**Records to use**

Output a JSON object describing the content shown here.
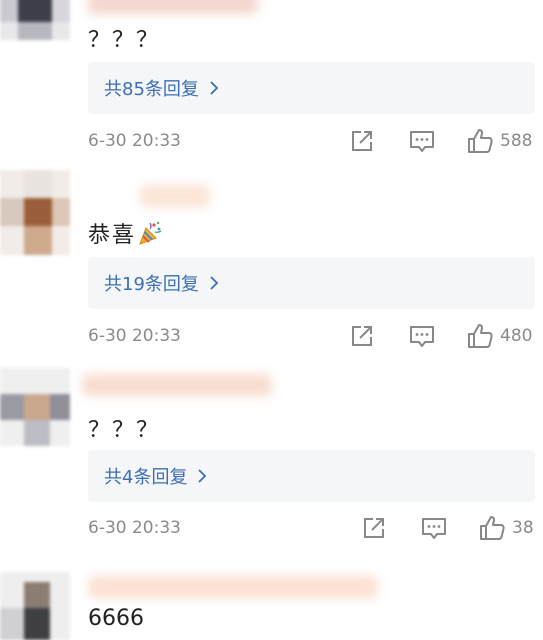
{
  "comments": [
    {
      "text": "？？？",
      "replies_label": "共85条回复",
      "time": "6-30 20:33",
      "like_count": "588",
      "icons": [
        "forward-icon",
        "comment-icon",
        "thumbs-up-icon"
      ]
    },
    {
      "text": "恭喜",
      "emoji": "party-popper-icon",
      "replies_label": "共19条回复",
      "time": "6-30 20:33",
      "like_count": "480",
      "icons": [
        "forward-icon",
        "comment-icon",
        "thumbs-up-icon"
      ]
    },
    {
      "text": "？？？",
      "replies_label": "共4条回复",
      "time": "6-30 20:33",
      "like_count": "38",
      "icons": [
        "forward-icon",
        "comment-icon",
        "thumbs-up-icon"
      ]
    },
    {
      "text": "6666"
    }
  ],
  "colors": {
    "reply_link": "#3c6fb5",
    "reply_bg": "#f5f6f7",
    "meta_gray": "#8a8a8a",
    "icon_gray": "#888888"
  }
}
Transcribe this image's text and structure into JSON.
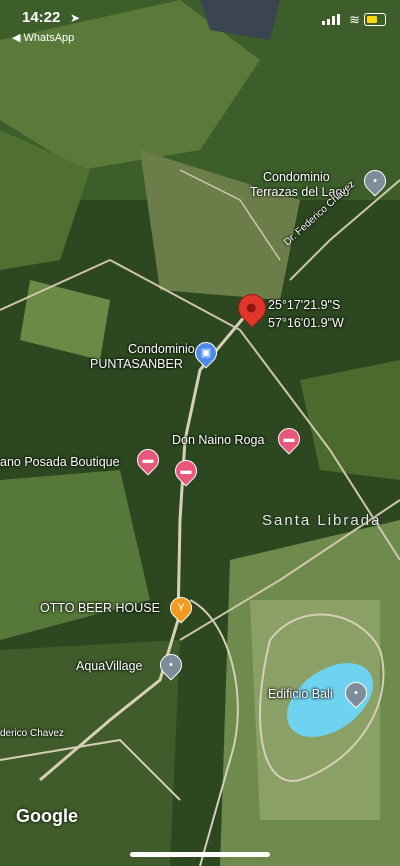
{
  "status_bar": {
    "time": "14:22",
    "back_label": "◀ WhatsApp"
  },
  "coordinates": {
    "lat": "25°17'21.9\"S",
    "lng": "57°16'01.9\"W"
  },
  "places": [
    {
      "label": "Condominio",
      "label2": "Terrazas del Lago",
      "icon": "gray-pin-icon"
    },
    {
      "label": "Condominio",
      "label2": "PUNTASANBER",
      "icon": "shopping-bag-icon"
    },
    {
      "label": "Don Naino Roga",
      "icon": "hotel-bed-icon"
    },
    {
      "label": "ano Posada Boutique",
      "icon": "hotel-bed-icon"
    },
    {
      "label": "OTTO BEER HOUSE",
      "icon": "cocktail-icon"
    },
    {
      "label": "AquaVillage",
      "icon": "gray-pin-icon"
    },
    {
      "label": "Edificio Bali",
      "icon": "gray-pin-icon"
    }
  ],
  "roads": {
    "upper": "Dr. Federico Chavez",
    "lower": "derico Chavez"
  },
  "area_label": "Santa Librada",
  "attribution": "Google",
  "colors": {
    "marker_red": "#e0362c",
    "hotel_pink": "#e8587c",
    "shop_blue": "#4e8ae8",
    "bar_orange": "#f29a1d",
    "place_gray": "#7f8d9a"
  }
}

...

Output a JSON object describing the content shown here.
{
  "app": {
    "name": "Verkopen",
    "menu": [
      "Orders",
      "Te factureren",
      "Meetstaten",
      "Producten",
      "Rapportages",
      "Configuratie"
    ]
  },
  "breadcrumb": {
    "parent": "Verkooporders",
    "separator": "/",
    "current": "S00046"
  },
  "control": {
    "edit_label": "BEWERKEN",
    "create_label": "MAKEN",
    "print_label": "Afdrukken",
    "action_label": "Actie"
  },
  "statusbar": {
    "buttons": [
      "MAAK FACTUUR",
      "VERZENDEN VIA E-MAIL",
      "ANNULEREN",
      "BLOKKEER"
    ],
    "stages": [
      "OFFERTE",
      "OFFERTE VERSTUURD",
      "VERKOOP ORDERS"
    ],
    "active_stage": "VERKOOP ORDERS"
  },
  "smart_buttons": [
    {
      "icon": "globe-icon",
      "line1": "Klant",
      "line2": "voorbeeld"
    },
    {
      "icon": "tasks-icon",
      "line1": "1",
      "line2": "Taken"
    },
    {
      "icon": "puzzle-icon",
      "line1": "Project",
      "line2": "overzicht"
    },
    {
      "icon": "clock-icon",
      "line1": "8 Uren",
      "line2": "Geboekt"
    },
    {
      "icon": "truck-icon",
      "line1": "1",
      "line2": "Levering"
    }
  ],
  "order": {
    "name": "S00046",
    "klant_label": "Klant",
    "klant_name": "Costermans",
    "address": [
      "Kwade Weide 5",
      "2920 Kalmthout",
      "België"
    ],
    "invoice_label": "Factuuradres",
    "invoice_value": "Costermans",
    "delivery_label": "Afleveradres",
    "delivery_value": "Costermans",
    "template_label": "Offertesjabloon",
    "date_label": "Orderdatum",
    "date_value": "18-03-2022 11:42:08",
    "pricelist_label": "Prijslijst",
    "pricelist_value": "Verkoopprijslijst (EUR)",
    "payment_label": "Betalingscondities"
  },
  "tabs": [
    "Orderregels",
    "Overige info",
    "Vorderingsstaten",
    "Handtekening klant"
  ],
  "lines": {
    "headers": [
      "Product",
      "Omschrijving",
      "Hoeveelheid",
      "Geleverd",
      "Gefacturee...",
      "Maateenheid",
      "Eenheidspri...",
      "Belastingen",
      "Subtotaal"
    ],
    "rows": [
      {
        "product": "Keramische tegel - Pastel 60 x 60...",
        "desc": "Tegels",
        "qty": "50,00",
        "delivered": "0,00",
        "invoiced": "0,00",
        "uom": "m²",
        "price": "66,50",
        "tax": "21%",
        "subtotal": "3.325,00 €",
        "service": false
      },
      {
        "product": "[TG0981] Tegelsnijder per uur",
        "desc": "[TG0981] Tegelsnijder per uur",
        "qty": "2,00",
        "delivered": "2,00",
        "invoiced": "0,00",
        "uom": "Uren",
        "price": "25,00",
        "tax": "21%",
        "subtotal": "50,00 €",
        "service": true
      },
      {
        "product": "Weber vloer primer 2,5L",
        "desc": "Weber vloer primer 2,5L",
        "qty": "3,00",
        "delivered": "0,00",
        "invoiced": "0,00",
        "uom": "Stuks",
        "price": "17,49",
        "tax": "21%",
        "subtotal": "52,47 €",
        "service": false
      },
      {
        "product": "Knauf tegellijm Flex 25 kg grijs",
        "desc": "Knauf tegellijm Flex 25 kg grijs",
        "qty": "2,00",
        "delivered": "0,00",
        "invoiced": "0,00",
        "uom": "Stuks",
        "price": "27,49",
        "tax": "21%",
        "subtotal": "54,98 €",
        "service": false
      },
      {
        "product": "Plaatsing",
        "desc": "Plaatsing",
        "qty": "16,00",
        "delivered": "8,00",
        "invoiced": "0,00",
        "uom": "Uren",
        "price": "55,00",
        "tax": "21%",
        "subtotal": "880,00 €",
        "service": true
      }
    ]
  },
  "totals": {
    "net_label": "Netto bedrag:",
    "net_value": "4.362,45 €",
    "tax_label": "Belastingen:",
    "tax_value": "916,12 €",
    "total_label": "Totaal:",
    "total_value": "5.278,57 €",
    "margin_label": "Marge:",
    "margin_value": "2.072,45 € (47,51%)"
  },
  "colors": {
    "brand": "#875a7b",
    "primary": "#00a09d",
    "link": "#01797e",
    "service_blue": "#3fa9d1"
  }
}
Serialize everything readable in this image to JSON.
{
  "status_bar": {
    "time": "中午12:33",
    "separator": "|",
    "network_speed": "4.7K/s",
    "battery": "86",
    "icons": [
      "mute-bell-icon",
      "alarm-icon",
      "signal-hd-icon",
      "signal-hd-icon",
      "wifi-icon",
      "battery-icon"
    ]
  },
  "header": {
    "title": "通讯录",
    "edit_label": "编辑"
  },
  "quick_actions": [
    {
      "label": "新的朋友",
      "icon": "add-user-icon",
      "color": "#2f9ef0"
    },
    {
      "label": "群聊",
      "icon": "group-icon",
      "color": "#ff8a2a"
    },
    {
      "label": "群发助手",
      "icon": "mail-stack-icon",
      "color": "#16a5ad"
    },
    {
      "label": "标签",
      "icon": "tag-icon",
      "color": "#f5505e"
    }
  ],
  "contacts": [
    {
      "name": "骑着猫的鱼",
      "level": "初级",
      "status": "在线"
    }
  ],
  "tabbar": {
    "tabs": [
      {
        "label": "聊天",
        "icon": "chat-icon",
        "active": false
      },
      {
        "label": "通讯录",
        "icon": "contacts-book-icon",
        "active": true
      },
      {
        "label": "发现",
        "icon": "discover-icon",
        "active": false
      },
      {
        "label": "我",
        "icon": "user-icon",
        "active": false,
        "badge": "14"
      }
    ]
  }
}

==

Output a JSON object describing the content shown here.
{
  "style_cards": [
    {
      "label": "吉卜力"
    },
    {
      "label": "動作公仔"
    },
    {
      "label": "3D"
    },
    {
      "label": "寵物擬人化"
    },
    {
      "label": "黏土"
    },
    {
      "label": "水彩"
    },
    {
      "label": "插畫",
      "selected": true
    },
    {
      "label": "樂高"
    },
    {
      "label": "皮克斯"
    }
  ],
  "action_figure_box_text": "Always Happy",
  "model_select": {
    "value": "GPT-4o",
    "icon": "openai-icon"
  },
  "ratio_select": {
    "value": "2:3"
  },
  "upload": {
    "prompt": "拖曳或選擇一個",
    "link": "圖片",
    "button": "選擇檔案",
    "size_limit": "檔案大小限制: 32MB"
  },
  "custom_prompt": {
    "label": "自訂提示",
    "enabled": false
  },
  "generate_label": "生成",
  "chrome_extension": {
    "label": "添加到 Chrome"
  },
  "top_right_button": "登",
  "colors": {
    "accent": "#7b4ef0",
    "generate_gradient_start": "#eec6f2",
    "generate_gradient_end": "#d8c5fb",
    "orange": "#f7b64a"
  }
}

**To do**
Tally the lines of the data that hold the string "grijs". Answer with the number and nothing more.

**Solved exercise**
2